== WHAT THE TASK REQUIRES ==
Wherever a line in the data below holds "subtitle", copy that line.

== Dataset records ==
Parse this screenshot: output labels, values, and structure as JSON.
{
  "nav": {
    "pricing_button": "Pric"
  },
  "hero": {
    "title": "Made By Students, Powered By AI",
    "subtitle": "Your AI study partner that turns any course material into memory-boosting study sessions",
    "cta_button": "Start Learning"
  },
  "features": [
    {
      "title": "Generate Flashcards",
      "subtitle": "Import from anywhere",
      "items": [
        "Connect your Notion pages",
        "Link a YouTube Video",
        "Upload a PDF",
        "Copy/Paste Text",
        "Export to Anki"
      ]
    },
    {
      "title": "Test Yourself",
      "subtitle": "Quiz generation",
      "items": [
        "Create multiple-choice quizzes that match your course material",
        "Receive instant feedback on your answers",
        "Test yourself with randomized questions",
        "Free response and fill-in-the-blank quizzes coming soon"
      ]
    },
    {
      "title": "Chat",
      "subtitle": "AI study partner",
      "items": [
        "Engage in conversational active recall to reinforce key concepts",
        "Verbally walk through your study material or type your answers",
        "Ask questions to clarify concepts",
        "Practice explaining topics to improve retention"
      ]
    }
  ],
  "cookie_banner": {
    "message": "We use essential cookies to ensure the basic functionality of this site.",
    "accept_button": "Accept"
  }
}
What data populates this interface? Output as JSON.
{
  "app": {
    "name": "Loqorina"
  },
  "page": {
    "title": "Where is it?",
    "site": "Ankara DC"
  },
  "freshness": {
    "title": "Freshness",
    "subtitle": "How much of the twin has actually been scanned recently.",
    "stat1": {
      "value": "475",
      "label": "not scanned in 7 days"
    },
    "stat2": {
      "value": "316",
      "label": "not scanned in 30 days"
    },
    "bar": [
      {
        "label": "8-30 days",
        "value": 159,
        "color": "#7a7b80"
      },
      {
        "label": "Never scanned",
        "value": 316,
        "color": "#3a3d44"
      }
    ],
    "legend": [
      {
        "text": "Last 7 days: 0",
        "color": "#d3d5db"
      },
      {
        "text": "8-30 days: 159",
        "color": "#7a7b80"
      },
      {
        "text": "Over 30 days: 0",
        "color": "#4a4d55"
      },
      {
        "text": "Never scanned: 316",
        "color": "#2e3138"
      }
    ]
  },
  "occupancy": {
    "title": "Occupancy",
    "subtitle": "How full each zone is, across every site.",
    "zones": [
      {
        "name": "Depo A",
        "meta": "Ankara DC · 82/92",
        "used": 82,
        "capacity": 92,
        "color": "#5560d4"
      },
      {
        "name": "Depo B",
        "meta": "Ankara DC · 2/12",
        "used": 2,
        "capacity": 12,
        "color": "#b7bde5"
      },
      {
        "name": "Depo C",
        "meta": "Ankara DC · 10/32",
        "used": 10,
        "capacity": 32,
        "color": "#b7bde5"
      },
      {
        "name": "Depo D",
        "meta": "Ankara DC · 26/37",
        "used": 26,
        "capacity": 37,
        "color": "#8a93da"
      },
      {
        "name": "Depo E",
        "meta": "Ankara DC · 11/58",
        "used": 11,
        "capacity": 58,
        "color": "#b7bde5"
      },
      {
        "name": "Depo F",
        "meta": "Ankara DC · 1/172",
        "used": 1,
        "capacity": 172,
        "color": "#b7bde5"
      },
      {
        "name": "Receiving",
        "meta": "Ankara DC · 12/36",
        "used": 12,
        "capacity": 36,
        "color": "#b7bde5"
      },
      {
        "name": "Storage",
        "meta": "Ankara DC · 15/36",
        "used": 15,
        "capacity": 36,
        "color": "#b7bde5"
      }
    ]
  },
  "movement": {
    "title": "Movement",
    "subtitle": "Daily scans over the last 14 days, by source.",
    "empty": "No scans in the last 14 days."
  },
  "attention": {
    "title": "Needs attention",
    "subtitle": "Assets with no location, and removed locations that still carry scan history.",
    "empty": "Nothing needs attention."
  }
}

== EXERCISE RESPONSE ==
    "subtitle": "Your AI study partner that turns any course material into memory-boosting study sessions",
      "subtitle": "Import from anywhere",
      "subtitle": "Quiz generation",
      "subtitle": "AI study partner",
    "subtitle": "How much of the twin has actually been scanned recently.",
    "subtitle": "How full each zone is, across every site.",
    "subtitle": "Daily scans over the last 14 days, by source.",
    "subtitle": "Assets with no location, and removed locations that still carry scan history.",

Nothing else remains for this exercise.